Start Supplied data

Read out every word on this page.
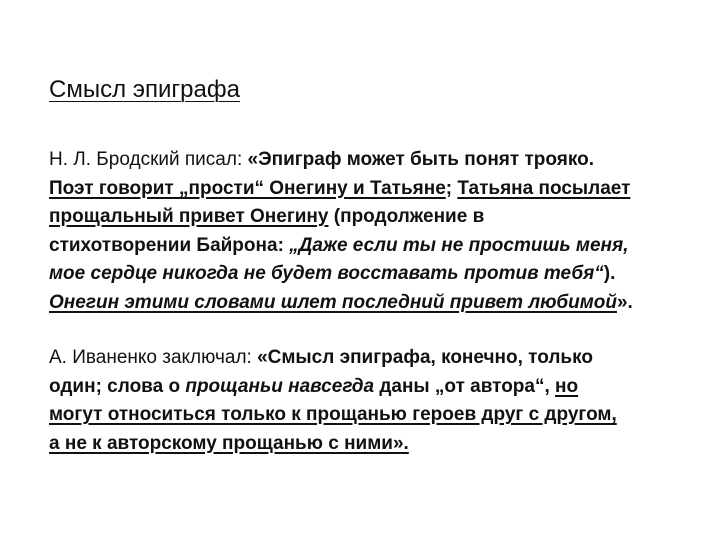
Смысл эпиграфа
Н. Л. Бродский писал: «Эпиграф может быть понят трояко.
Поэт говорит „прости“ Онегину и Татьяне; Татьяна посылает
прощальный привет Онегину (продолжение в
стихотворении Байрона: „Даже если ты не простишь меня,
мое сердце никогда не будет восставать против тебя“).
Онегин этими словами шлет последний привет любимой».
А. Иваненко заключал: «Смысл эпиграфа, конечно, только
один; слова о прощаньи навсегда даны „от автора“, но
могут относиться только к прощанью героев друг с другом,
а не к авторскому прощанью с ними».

End Supplied data

#### Required work:
Copy each line of the records precisely and drop any images they hold.

#### Complete answer:
Read out every word on this page.
Смысл эпиграфа
Н. Л. Бродский писал: «Эпиграф может быть понят трояко.
Поэт говорит „прости“ Онегину и Татьяне; Татьяна посылает
прощальный привет Онегину (продолжение в
стихотворении Байрона: „Даже если ты не простишь меня,
мое сердце никогда не будет восставать против тебя“).
Онегин этими словами шлет последний привет любимой».
А. Иваненко заключал: «Смысл эпиграфа, конечно, только
один; слова о прощаньи навсегда даны „от автора“, но
могут относиться только к прощанью героев друг с другом,
а не к авторскому прощанью с ними».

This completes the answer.